DIRECTIONS FOR THIS TASK:
Below are the entries; state how many of their lines contain the string "Post", and nothing more.

====

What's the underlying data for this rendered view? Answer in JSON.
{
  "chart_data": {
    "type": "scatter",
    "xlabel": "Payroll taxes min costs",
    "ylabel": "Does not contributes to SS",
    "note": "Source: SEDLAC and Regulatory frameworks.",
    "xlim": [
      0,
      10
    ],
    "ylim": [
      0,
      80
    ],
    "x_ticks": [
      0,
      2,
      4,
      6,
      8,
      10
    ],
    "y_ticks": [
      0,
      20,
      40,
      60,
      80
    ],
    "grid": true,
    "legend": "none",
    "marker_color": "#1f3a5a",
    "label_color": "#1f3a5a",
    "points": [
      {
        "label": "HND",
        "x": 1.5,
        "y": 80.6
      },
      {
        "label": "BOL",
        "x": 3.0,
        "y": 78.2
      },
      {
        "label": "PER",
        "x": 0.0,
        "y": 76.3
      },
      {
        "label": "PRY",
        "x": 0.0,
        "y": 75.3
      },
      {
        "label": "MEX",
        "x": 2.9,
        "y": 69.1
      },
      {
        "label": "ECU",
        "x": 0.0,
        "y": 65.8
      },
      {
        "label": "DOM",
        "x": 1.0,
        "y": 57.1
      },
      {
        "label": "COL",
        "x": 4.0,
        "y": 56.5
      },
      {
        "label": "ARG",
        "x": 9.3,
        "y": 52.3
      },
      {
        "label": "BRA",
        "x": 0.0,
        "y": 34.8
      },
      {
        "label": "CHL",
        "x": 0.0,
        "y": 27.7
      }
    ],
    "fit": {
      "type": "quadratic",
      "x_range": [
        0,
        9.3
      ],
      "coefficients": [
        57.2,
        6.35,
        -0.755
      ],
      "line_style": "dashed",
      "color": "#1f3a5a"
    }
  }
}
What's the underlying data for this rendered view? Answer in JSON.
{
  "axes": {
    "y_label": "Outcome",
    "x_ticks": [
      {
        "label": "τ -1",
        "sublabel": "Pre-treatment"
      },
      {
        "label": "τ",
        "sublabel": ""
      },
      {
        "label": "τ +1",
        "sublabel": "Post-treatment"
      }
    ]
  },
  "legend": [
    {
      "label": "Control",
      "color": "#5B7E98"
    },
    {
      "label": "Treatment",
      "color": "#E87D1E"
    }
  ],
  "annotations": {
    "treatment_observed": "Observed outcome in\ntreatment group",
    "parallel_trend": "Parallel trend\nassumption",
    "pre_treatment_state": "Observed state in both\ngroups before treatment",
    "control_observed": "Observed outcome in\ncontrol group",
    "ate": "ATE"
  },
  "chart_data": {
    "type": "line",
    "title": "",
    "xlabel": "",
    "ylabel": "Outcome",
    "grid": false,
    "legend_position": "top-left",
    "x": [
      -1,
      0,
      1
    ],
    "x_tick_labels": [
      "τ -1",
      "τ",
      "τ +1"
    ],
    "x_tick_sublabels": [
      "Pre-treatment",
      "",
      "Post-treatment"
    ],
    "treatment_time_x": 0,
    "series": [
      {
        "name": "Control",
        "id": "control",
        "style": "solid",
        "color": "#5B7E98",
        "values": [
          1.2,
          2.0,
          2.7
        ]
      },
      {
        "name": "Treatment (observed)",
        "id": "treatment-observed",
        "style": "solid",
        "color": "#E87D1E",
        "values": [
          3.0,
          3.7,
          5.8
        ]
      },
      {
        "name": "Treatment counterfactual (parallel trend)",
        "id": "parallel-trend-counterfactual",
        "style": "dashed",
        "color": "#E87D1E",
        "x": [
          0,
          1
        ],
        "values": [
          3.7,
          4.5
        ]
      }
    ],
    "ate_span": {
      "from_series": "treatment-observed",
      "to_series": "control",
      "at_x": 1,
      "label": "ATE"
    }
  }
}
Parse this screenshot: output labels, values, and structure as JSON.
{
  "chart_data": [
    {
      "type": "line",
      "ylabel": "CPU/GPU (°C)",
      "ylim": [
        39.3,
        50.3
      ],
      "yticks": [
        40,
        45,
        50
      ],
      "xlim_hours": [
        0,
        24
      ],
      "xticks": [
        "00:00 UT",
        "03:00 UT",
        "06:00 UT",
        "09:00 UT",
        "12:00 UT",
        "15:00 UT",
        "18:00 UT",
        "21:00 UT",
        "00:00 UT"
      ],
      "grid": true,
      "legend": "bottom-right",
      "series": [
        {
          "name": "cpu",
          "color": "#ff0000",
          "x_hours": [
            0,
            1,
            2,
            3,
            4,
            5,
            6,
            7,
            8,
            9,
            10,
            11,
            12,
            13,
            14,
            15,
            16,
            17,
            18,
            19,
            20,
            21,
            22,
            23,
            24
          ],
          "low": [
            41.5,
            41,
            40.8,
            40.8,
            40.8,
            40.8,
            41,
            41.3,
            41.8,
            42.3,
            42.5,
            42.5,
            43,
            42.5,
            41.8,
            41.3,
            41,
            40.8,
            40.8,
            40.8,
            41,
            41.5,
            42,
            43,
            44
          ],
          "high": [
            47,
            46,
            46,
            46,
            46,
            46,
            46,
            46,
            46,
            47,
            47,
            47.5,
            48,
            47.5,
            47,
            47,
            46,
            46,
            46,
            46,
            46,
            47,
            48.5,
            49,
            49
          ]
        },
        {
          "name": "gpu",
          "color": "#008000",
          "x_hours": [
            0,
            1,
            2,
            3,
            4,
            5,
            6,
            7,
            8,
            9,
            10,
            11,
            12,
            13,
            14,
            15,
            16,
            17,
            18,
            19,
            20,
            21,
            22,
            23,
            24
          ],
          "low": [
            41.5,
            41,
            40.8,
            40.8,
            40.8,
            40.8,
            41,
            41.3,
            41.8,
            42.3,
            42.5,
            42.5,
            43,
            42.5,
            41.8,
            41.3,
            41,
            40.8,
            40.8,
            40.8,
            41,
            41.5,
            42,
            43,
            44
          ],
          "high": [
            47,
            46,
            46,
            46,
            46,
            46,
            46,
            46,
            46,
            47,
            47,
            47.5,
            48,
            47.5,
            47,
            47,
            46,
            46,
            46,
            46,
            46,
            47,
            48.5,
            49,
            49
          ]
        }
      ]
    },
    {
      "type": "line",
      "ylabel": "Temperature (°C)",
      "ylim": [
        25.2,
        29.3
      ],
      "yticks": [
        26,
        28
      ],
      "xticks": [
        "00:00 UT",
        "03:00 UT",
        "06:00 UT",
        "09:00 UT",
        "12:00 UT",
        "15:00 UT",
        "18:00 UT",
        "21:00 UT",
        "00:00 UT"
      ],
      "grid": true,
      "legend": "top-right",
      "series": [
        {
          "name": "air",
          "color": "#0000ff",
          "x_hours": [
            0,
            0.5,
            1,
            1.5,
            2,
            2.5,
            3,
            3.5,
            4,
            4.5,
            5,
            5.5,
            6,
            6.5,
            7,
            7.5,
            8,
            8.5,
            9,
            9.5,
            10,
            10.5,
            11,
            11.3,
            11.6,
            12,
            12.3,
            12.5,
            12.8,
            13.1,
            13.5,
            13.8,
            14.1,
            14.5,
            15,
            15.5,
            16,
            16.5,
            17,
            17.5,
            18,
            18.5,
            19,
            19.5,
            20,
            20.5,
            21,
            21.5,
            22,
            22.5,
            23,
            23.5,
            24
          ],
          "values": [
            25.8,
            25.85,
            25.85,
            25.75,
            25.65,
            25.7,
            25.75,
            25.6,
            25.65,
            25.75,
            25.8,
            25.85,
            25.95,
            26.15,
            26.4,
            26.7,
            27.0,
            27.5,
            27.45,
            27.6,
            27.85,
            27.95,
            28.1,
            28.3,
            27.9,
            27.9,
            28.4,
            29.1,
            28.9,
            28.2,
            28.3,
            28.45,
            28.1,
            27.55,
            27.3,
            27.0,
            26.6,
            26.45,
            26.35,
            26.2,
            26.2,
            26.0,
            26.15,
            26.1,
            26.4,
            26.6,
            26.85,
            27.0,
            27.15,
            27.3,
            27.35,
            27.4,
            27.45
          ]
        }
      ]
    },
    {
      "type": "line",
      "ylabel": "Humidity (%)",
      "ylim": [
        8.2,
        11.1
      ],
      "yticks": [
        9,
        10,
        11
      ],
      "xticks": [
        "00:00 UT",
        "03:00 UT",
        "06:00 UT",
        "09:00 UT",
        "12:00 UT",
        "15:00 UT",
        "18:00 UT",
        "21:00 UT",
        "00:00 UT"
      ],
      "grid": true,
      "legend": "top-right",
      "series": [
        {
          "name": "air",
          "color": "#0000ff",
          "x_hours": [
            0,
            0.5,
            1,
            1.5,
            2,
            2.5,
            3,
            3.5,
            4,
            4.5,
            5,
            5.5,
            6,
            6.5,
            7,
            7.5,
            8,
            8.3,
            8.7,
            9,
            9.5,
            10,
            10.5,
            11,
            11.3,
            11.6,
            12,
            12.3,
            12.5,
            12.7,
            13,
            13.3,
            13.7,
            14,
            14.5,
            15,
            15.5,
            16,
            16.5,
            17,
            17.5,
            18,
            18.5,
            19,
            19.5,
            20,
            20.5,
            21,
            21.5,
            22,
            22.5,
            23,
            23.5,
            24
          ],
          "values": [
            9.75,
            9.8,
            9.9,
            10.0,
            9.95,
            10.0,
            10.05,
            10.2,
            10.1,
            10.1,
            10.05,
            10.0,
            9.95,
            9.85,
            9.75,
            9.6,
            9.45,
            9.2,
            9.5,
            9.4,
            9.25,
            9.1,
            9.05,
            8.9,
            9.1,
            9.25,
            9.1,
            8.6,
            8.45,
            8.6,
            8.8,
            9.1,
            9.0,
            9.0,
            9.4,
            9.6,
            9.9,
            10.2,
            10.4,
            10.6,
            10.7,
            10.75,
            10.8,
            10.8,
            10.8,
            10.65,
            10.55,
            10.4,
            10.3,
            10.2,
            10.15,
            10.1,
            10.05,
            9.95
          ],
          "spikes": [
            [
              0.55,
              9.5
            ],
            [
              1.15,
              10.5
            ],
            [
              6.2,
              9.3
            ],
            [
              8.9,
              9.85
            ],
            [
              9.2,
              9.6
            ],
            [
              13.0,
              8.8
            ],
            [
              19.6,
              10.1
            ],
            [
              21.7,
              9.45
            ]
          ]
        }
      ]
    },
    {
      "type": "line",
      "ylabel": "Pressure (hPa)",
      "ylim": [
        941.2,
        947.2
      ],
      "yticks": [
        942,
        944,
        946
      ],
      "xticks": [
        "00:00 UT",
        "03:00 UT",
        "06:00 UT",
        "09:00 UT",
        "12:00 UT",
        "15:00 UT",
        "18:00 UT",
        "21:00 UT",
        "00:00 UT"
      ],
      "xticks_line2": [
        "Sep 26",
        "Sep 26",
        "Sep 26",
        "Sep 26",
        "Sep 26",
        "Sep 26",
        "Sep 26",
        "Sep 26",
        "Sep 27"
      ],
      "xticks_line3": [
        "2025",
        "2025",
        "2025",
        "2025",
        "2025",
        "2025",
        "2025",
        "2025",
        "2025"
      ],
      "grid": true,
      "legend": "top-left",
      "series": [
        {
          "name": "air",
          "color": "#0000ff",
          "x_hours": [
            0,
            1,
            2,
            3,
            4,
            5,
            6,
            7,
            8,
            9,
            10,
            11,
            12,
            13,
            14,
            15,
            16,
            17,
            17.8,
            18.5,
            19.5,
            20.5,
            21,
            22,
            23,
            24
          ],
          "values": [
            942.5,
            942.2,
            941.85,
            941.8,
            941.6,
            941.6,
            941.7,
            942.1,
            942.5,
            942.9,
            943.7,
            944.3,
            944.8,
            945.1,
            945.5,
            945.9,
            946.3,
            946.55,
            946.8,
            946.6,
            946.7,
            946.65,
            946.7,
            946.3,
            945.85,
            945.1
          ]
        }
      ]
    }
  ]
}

====

ANSWER BELOW:
2